_Do this_
Copy out every record below, word for word.

⟨

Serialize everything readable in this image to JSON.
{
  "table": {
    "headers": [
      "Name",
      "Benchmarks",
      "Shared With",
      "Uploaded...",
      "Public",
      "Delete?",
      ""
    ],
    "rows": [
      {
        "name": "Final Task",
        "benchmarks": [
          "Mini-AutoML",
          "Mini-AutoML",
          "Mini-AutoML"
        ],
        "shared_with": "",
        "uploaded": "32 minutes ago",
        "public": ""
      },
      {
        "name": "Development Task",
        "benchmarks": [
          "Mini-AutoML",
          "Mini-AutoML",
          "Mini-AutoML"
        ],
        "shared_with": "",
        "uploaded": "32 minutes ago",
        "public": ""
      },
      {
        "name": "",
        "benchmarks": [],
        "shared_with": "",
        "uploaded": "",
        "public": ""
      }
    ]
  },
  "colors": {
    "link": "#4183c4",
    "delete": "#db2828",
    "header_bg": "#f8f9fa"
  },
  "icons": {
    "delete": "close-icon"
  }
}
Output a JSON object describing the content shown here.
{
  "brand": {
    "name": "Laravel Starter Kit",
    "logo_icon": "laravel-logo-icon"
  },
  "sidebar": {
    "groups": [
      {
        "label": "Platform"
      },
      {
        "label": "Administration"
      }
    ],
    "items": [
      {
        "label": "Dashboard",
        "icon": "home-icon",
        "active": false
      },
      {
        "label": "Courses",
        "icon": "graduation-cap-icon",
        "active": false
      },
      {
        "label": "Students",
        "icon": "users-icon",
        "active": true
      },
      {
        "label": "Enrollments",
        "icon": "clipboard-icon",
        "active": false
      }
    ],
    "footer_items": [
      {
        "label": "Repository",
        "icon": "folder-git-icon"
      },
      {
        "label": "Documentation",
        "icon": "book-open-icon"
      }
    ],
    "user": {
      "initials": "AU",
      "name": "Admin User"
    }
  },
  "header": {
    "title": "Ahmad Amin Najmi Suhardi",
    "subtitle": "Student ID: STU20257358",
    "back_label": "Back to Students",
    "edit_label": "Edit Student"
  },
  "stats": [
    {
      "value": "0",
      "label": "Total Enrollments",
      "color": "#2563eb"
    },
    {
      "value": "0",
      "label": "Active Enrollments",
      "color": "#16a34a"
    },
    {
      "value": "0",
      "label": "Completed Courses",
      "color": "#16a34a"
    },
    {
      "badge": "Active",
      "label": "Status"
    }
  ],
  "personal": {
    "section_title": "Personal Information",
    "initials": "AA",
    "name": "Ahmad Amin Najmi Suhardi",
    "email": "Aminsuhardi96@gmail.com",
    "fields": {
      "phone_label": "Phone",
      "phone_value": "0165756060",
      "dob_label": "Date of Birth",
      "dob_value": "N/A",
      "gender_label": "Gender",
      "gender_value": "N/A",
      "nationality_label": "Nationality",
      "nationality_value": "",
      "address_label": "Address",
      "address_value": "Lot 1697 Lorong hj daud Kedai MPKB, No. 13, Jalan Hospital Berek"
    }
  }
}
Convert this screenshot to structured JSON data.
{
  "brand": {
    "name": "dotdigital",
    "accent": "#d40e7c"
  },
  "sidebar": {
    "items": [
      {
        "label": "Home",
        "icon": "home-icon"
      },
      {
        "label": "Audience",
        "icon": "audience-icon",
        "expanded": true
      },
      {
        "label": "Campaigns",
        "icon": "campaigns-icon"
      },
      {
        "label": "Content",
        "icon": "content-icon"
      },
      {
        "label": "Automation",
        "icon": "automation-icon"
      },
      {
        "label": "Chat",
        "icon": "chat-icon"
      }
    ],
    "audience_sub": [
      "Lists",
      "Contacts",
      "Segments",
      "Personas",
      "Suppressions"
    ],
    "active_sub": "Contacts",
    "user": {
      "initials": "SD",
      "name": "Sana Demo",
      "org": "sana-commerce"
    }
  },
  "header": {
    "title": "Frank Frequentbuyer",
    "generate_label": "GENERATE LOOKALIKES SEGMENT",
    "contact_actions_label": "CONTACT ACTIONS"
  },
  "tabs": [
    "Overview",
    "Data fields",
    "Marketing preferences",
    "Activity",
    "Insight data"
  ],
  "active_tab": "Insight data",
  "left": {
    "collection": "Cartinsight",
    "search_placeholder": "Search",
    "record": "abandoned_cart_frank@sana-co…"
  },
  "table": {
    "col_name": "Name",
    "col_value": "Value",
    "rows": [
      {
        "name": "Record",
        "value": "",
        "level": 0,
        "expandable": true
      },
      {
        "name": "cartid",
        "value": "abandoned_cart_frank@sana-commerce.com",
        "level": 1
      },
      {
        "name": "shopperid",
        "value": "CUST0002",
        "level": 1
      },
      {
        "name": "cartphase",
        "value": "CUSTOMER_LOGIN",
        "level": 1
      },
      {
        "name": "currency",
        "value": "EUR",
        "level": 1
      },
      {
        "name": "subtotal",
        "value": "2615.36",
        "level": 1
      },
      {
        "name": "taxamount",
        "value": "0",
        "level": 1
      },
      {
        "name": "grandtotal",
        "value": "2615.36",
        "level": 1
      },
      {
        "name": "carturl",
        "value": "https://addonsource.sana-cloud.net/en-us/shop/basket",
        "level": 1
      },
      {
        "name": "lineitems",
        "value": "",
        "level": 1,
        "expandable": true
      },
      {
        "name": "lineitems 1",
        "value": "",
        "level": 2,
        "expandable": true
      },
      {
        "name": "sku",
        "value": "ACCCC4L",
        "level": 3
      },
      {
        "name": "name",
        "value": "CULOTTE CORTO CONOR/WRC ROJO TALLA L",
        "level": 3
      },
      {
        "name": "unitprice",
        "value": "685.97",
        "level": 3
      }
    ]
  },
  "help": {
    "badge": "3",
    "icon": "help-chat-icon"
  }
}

⟩

_Reply_
Serialize everything readable in this image to JSON.
{
  "table": {
    "headers": [
      "Name",
      "Benchmarks",
      "Shared With",
      "Uploaded...",
      "Public",
      "Delete?",
      ""
    ],
    "rows": [
      {
        "name": "Final Task",
        "benchmarks": [
          "Mini-AutoML",
          "Mini-AutoML",
          "Mini-AutoML"
        ],
        "shared_with": "",
        "uploaded": "32 minutes ago",
        "public": ""
      },
      {
        "name": "Development Task",
        "benchmarks": [
          "Mini-AutoML",
          "Mini-AutoML",
          "Mini-AutoML"
        ],
        "shared_with": "",
        "uploaded": "32 minutes ago",
        "public": ""
      },
      {
        "name": "",
        "benchmarks": [],
        "shared_with": "",
        "uploaded": "",
        "public": ""
      }
    ]
  },
  "colors": {
    "link": "#4183c4",
    "delete": "#db2828",
    "header_bg": "#f8f9fa"
  },
  "icons": {
    "delete": "close-icon"
  }
}
Output a JSON object describing the content shown here.
{
  "brand": {
    "name": "Laravel Starter Kit",
    "logo_icon": "laravel-logo-icon"
  },
  "sidebar": {
    "groups": [
      {
        "label": "Platform"
      },
      {
        "label": "Administration"
      }
    ],
    "items": [
      {
        "label": "Dashboard",
        "icon": "home-icon",
        "active": false
      },
      {
        "label": "Courses",
        "icon": "graduation-cap-icon",
        "active": false
      },
      {
        "label": "Students",
        "icon": "users-icon",
        "active": true
      },
      {
        "label": "Enrollments",
        "icon": "clipboard-icon",
        "active": false
      }
    ],
    "footer_items": [
      {
        "label": "Repository",
        "icon": "folder-git-icon"
      },
      {
        "label": "Documentation",
        "icon": "book-open-icon"
      }
    ],
    "user": {
      "initials": "AU",
      "name": "Admin User"
    }
  },
  "header": {
    "title": "Ahmad Amin Najmi Suhardi",
    "subtitle": "Student ID: STU20257358",
    "back_label": "Back to Students",
    "edit_label": "Edit Student"
  },
  "stats": [
    {
      "value": "0",
      "label": "Total Enrollments",
      "color": "#2563eb"
    },
    {
      "value": "0",
      "label": "Active Enrollments",
      "color": "#16a34a"
    },
    {
      "value": "0",
      "label": "Completed Courses",
      "color": "#16a34a"
    },
    {
      "badge": "Active",
      "label": "Status"
    }
  ],
  "personal": {
    "section_title": "Personal Information",
    "initials": "AA",
    "name": "Ahmad Amin Najmi Suhardi",
    "email": "Aminsuhardi96@gmail.com",
    "fields": {
      "phone_label": "Phone",
      "phone_value": "0165756060",
      "dob_label": "Date of Birth",
      "dob_value": "N/A",
      "gender_label": "Gender",
      "gender_value": "N/A",
      "nationality_label": "Nationality",
      "nationality_value": "",
      "address_label": "Address",
      "address_value": "Lot 1697 Lorong hj daud Kedai MPKB, No. 13, Jalan Hospital Berek"
    }
  }
}
Convert this screenshot to structured JSON data.
{
  "brand": {
    "name": "dotdigital",
    "accent": "#d40e7c"
  },
  "sidebar": {
    "items": [
      {
        "label": "Home",
        "icon": "home-icon"
      },
      {
        "label": "Audience",
        "icon": "audience-icon",
        "expanded": true
      },
      {
        "label": "Campaigns",
        "icon": "campaigns-icon"
      },
      {
        "label": "Content",
        "icon": "content-icon"
      },
      {
        "label": "Automation",
        "icon": "automation-icon"
      },
      {
        "label": "Chat",
        "icon": "chat-icon"
      }
    ],
    "audience_sub": [
      "Lists",
      "Contacts",
      "Segments",
      "Personas",
      "Suppressions"
    ],
    "active_sub": "Contacts",
    "user": {
      "initials": "SD",
      "name": "Sana Demo",
      "org": "sana-commerce"
    }
  },
  "header": {
    "title": "Frank Frequentbuyer",
    "generate_label": "GENERATE LOOKALIKES SEGMENT",
    "contact_actions_label": "CONTACT ACTIONS"
  },
  "tabs": [
    "Overview",
    "Data fields",
    "Marketing preferences",
    "Activity",
    "Insight data"
  ],
  "active_tab": "Insight data",
  "left": {
    "collection": "Cartinsight",
    "search_placeholder": "Search",
    "record": "abandoned_cart_frank@sana-co…"
  },
  "table": {
    "col_name": "Name",
    "col_value": "Value",
    "rows": [
      {
        "name": "Record",
        "value": "",
        "level": 0,
        "expandable": true
      },
      {
        "name": "cartid",
        "value": "abandoned_cart_frank@sana-commerce.com",
        "level": 1
      },
      {
        "name": "shopperid",
        "value": "CUST0002",
        "level": 1
      },
      {
        "name": "cartphase",
        "value": "CUSTOMER_LOGIN",
        "level": 1
      },
      {
        "name": "currency",
        "value": "EUR",
        "level": 1
      },
      {
        "name": "subtotal",
        "value": "2615.36",
        "level": 1
      },
      {
        "name": "taxamount",
        "value": "0",
        "level": 1
      },
      {
        "name": "grandtotal",
        "value": "2615.36",
        "level": 1
      },
      {
        "name": "carturl",
        "value": "https://addonsource.sana-cloud.net/en-us/shop/basket",
        "level": 1
      },
      {
        "name": "lineitems",
        "value": "",
        "level": 1,
        "expandable": true
      },
      {
        "name": "lineitems 1",
        "value": "",
        "level": 2,
        "expandable": true
      },
      {
        "name": "sku",
        "value": "ACCCC4L",
        "level": 3
      },
      {
        "name": "name",
        "value": "CULOTTE CORTO CONOR/WRC ROJO TALLA L",
        "level": 3
      },
      {
        "name": "unitprice",
        "value": "685.97",
        "level": 3
      }
    ]
  },
  "help": {
    "badge": "3",
    "icon": "help-chat-icon"
  }
}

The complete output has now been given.